— Set task —
Copy out each line containing "provenance" from the entries below.
------------------------
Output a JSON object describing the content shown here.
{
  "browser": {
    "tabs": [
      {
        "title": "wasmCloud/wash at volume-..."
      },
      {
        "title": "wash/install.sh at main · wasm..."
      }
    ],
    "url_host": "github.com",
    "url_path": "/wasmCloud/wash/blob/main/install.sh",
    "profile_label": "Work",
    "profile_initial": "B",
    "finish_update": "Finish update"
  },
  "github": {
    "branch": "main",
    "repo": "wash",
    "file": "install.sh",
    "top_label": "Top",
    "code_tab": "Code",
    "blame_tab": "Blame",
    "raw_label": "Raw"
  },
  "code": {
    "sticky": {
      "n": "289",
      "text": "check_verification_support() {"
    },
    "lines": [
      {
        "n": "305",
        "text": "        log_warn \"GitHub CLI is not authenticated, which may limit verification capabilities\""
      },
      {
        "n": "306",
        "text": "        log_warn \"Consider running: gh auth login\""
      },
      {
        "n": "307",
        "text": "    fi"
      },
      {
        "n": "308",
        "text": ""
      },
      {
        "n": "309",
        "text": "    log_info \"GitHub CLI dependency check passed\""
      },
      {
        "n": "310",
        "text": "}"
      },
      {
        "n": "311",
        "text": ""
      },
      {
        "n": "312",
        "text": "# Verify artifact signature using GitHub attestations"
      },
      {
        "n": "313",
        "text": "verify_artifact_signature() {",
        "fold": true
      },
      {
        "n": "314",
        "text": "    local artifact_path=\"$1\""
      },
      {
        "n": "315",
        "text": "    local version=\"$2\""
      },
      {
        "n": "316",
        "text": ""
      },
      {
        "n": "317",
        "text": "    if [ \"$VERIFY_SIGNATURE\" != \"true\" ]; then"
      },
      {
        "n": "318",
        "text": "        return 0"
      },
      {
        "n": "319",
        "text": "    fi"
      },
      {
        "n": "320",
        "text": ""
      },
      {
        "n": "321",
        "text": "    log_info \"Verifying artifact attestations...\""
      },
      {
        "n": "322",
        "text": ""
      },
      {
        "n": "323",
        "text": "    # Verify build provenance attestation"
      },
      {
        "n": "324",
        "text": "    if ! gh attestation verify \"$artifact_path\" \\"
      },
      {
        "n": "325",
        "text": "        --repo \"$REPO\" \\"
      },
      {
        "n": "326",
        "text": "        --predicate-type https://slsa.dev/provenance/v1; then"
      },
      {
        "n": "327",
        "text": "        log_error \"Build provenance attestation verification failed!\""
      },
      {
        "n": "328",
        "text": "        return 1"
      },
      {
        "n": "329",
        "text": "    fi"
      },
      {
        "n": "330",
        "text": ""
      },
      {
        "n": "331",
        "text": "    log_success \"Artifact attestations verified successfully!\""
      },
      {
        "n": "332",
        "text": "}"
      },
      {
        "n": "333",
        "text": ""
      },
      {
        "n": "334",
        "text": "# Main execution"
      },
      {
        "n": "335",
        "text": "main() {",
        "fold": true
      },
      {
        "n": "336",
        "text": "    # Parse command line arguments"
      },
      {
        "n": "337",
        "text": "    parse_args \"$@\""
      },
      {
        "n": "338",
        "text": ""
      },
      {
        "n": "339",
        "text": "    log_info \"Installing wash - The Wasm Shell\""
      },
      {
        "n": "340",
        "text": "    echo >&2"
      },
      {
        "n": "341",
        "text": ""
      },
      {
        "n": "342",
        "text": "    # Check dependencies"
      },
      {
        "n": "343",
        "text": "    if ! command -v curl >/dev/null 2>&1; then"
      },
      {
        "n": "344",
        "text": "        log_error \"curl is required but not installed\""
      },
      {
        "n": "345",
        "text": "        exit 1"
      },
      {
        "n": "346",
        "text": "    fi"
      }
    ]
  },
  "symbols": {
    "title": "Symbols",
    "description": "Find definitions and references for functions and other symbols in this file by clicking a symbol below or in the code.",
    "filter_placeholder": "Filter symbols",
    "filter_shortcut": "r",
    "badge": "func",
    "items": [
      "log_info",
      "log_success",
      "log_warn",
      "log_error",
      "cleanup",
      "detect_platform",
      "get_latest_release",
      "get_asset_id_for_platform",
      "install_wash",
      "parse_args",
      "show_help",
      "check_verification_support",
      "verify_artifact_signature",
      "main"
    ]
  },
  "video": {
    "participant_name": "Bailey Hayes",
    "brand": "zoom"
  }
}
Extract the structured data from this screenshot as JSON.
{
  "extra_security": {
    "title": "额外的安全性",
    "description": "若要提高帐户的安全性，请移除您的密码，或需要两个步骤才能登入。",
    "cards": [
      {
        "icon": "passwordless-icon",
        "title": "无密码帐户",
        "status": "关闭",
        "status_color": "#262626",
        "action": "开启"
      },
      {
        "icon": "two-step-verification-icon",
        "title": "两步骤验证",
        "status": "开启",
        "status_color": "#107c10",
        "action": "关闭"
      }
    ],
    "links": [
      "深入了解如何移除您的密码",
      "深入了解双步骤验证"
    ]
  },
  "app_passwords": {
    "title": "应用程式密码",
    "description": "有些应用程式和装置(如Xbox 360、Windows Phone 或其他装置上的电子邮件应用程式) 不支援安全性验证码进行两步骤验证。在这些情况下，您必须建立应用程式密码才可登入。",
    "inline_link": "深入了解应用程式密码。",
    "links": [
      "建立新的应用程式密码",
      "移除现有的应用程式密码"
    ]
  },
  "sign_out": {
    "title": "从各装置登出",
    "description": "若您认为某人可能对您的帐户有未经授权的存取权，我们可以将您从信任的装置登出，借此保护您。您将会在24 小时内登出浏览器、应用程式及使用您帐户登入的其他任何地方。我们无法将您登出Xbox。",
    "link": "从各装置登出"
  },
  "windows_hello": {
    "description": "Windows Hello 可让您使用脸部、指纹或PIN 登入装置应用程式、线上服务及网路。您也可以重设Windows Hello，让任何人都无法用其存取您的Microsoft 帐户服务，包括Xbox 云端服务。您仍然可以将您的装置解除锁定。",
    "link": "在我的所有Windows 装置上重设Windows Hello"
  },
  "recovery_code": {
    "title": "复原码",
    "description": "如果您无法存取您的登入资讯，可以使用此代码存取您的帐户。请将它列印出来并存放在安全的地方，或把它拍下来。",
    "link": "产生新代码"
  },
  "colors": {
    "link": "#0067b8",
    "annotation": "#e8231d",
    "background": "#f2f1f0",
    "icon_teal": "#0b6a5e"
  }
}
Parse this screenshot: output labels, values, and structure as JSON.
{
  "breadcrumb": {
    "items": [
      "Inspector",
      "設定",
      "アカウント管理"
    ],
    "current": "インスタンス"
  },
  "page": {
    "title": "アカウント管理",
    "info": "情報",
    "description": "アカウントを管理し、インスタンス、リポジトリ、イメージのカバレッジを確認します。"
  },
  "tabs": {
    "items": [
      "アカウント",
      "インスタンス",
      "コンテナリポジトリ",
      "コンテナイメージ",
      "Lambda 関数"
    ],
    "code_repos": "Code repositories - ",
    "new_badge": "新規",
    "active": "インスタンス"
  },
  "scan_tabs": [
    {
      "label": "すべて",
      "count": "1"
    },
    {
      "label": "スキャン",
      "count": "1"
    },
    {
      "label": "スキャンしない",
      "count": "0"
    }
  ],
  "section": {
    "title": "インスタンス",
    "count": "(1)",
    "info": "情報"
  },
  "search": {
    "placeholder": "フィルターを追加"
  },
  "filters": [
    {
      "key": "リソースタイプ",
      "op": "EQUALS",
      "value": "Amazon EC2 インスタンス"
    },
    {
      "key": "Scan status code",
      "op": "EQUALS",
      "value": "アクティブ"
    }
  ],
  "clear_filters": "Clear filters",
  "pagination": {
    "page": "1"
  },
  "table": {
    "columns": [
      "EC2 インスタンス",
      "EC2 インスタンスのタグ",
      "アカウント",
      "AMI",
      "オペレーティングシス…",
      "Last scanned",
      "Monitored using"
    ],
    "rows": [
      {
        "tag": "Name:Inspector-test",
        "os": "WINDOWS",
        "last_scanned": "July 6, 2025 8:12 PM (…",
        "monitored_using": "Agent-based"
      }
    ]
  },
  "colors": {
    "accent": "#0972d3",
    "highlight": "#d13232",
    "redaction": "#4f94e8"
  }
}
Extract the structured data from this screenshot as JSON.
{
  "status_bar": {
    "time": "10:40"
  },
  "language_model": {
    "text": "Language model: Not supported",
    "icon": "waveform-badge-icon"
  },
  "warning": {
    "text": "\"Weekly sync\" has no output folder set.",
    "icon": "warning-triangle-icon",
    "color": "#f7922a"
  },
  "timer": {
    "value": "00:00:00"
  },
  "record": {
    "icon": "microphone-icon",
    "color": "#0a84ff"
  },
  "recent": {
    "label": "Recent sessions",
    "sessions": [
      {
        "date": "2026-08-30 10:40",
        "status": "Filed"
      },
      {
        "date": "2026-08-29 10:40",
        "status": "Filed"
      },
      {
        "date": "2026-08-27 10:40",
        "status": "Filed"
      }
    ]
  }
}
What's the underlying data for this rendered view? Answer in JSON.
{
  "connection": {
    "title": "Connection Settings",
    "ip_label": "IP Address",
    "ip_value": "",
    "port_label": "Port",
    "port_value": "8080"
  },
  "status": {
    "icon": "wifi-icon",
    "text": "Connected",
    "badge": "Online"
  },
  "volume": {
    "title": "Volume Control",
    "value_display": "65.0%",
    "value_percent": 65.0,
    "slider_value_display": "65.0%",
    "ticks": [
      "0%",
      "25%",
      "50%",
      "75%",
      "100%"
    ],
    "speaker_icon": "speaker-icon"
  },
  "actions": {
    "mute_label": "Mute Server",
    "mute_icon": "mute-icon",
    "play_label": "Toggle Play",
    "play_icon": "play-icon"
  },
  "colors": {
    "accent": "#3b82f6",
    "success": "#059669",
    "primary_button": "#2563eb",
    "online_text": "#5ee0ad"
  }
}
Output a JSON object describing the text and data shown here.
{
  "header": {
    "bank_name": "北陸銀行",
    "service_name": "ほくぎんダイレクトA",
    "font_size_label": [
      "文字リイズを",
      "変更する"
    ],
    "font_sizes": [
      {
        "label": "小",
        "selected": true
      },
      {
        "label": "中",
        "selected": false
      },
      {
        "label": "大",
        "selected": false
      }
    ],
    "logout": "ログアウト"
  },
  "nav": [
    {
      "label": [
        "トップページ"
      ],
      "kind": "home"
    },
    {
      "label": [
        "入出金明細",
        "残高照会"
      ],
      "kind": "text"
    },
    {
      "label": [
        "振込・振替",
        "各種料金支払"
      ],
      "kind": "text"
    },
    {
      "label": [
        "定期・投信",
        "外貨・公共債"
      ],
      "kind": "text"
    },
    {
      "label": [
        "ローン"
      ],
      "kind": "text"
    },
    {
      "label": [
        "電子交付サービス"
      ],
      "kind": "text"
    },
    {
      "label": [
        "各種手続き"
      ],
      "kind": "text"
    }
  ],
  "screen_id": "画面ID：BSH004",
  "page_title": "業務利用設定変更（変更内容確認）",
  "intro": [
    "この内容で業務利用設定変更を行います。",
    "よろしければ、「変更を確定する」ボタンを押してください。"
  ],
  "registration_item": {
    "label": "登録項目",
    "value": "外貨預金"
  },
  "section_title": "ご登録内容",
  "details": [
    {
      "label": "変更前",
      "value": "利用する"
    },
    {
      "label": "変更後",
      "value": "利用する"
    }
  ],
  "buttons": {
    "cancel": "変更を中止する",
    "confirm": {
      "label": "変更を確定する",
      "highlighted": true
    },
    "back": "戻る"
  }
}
------------------------
— Worked solution —
        "text": "    # Verify build provenance attestation"
        "text": "        --predicate-type https://slsa.dev/provenance/v1; then"
        "text": "        log_error \"Build provenance attestation verification failed!\""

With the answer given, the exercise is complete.